>> Begin DATASET RECORDS

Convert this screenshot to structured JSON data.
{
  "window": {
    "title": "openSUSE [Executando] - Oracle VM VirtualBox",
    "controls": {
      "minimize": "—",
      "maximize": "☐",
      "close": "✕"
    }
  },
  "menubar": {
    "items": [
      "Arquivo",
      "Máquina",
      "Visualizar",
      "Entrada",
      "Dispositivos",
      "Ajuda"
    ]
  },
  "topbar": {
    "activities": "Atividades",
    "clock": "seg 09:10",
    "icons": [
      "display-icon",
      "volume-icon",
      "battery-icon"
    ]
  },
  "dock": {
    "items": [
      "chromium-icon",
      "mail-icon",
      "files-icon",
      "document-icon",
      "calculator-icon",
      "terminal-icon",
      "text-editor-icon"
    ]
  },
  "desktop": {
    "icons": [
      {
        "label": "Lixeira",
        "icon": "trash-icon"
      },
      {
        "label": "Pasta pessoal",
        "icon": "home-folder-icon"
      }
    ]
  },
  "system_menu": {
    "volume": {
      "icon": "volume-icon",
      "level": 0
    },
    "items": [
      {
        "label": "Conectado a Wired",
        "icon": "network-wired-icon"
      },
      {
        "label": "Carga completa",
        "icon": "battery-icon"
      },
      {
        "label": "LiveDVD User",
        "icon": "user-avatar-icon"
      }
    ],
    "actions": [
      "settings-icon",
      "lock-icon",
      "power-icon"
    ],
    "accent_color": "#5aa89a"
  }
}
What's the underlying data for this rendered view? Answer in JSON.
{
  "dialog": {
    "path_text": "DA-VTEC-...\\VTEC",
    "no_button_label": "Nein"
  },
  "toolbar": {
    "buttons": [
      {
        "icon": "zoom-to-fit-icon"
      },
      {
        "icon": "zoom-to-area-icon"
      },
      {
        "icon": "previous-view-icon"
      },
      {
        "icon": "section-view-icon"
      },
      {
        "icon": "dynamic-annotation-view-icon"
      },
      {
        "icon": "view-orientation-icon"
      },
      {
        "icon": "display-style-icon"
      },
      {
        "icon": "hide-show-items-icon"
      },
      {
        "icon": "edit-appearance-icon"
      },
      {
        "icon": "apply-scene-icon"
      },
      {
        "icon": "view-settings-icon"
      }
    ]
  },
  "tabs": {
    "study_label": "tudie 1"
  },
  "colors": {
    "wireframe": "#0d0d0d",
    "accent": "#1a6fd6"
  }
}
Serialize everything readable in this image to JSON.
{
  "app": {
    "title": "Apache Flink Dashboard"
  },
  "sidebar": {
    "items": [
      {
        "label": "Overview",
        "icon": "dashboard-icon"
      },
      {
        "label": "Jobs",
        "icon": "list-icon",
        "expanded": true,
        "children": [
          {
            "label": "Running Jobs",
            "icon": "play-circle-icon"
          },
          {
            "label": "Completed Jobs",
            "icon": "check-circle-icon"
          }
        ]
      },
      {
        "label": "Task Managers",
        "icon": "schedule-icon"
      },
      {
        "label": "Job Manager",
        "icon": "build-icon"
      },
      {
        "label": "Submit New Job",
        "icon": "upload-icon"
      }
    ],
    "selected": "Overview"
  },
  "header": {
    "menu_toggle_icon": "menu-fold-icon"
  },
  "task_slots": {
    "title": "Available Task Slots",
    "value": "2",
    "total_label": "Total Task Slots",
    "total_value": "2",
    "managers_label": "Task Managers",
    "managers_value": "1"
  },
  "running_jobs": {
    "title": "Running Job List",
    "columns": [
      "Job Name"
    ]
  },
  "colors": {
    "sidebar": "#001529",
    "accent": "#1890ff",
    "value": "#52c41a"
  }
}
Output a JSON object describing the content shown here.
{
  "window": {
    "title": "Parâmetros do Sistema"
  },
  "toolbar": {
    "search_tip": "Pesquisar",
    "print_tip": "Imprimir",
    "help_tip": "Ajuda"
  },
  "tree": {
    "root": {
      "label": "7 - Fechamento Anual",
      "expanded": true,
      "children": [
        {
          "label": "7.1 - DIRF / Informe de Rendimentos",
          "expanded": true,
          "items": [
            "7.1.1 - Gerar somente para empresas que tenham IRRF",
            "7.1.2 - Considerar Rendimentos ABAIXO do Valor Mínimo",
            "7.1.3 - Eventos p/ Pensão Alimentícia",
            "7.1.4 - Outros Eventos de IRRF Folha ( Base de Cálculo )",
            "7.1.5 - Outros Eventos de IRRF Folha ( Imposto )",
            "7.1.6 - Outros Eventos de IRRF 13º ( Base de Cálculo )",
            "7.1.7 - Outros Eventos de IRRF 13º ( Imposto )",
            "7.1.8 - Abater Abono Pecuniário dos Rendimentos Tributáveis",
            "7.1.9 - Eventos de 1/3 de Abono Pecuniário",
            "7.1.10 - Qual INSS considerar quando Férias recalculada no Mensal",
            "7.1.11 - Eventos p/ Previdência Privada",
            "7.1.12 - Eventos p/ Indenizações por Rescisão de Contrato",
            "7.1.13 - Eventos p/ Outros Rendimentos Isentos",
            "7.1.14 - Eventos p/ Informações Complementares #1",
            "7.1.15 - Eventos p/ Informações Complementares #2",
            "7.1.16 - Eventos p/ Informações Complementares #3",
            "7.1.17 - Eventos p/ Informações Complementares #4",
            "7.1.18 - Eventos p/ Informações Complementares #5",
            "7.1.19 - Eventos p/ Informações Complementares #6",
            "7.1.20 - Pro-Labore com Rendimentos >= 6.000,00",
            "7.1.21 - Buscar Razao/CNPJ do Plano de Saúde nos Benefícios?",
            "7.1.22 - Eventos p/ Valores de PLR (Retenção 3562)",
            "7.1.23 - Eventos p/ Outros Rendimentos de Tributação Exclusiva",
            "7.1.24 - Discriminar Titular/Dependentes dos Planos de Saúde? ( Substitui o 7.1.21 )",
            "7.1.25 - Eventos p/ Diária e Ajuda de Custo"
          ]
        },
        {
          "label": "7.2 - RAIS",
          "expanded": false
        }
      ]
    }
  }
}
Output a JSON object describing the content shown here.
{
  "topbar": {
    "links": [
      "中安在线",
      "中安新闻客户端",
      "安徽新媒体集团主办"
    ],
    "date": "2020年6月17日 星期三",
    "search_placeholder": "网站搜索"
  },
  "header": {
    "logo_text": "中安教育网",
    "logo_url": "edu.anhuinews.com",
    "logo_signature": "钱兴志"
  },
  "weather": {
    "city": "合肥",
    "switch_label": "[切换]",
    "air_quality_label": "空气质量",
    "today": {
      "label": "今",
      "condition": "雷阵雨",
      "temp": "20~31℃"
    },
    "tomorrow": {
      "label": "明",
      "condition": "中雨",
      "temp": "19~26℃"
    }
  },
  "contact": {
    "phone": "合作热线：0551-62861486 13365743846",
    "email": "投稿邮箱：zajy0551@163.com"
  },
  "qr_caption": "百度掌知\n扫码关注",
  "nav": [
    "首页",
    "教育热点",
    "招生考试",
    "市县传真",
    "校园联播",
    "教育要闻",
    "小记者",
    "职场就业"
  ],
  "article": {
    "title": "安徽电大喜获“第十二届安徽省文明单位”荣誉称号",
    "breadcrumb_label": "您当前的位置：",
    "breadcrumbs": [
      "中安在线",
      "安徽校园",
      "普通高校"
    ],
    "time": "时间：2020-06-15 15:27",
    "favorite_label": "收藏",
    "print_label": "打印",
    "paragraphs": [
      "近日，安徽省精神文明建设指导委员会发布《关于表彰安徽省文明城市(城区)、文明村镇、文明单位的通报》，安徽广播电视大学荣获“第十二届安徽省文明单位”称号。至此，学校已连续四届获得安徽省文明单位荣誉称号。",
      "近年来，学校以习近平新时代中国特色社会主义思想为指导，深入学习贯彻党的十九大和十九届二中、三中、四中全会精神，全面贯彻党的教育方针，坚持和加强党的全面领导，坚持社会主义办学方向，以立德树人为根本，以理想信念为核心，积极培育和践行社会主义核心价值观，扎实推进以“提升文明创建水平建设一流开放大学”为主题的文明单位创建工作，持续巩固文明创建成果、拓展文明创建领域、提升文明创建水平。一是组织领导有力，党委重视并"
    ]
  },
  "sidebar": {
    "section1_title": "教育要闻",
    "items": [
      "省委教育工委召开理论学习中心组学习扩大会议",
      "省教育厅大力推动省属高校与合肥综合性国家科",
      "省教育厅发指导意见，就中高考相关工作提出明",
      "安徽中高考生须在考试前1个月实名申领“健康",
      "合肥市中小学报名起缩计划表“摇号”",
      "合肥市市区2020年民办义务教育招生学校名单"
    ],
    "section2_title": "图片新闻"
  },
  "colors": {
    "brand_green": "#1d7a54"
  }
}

>> End DATASET RECORDS

GIVEN EXERCISE: Find and copy each line above that includes the string "Outros".

RESPONSE TO THE TASK:
            "7.1.4 - Outros Eventos de IRRF Folha ( Base de Cálculo )",
            "7.1.5 - Outros Eventos de IRRF Folha ( Imposto )",
            "7.1.6 - Outros Eventos de IRRF 13º ( Base de Cálculo )",
            "7.1.7 - Outros Eventos de IRRF 13º ( Imposto )",
            "7.1.13 - Eventos p/ Outros Rendimentos Isentos",
            "7.1.23 - Eventos p/ Outros Rendimentos de Tributação Exclusiva",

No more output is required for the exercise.